(Data entries)
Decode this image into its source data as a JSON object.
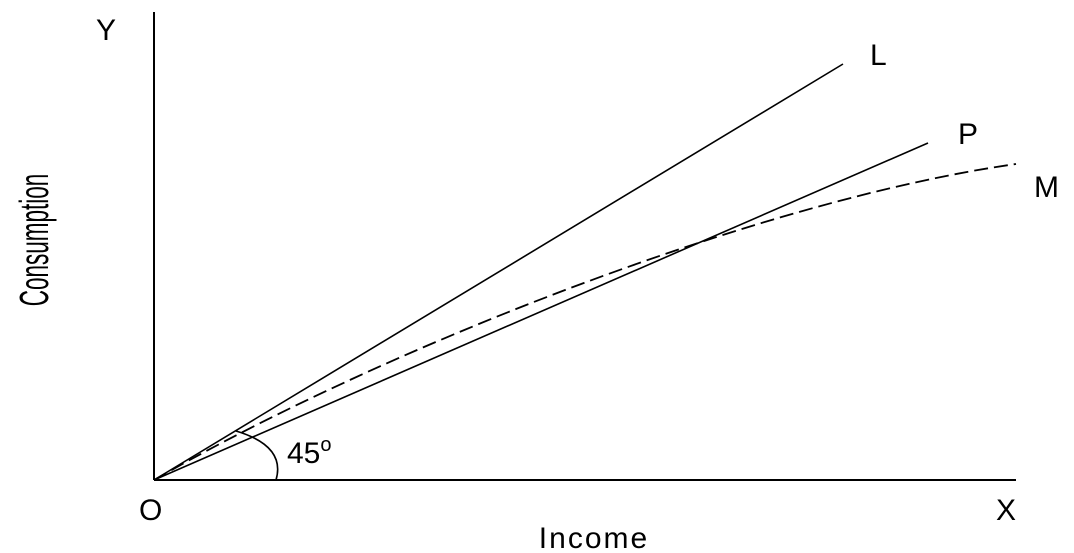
{
  "axes": {
    "y_label": "Y",
    "x_label": "X",
    "origin_label": "O",
    "x_axis_title": "Income",
    "y_axis_title": "Consumption"
  },
  "lines": [
    {
      "label": "L",
      "style": "solid"
    },
    {
      "label": "P",
      "style": "solid"
    },
    {
      "label": "M",
      "style": "dashed"
    }
  ],
  "angle": {
    "label": "45",
    "unit": "o"
  },
  "colors": {
    "background": "#ffffff",
    "ink": "#000000"
  }
}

PROBLEM DESCRIPTION
Leave out the pictures and print each record exactly as it stands.

REPLY TO THE TASK
Decode this image into its source data as a JSON object.
{
  "axes": {
    "y_label": "Y",
    "x_label": "X",
    "origin_label": "O",
    "x_axis_title": "Income",
    "y_axis_title": "Consumption"
  },
  "lines": [
    {
      "label": "L",
      "style": "solid"
    },
    {
      "label": "P",
      "style": "solid"
    },
    {
      "label": "M",
      "style": "dashed"
    }
  ],
  "angle": {
    "label": "45",
    "unit": "o"
  },
  "colors": {
    "background": "#ffffff",
    "ink": "#000000"
  }
}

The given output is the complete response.